(Extracted data entries)

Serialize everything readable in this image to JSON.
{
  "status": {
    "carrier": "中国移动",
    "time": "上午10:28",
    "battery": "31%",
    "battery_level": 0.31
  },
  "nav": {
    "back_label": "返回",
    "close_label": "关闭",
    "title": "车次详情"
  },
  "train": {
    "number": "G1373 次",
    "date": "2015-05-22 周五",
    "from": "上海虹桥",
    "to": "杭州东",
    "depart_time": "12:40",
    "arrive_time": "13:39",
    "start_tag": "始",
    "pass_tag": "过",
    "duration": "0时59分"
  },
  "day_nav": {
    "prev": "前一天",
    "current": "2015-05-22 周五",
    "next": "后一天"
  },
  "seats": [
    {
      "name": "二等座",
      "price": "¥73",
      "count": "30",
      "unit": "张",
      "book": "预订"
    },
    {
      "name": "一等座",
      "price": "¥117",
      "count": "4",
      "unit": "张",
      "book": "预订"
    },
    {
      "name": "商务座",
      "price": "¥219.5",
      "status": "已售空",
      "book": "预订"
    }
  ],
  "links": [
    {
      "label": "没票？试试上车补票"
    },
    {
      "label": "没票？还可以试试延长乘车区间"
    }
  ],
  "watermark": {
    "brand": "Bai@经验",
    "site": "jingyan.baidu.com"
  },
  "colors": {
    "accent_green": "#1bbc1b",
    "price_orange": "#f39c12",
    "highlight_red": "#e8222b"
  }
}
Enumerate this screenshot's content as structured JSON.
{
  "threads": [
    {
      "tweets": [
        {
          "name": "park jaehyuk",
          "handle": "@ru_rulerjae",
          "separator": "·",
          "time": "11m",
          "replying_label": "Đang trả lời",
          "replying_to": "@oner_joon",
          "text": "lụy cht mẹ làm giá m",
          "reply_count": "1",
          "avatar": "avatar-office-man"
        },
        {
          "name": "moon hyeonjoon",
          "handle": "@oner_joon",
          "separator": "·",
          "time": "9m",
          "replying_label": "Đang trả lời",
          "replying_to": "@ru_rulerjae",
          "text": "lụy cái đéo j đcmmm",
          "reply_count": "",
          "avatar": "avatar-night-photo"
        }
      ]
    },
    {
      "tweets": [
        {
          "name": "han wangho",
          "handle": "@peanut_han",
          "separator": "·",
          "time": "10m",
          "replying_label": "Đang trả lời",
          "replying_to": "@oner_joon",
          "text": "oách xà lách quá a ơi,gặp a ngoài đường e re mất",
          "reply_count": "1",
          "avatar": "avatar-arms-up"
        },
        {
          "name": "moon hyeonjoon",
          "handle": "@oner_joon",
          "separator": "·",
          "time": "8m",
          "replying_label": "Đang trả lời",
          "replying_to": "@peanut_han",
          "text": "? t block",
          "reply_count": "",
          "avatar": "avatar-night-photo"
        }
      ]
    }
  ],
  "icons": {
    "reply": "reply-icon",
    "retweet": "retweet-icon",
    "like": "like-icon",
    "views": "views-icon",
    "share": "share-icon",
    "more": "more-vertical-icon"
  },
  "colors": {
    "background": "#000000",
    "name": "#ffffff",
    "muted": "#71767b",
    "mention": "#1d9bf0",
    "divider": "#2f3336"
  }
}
--
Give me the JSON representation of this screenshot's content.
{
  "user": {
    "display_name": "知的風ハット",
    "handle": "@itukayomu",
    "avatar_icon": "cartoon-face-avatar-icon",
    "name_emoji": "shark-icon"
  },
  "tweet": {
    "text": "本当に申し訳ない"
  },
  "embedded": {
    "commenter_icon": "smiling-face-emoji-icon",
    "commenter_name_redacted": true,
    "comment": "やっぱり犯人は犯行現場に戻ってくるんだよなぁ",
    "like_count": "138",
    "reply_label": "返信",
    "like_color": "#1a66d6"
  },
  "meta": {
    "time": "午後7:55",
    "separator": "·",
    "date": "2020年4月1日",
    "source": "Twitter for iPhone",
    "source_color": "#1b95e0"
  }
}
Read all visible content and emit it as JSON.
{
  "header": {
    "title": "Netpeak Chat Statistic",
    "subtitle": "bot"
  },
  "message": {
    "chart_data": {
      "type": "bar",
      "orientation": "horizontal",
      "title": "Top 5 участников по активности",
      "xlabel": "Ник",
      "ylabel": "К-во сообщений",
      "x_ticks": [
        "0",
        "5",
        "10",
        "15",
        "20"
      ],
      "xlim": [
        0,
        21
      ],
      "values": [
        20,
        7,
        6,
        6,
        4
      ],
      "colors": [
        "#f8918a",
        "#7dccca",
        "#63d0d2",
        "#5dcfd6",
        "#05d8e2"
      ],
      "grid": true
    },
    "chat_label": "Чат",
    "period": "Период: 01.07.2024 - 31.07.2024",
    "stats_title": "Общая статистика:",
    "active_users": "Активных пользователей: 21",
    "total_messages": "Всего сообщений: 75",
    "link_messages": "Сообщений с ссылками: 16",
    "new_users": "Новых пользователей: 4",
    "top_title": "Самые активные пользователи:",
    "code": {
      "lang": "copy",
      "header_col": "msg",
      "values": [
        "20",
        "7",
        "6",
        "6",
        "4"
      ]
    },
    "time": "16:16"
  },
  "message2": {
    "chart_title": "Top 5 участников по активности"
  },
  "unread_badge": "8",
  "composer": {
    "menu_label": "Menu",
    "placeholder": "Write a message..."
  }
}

• _WHAT TO WORK ON_
Tell how many lines in the records above contain "screenshot", giving the number and no other words.

• _FULL OUTPUT_
2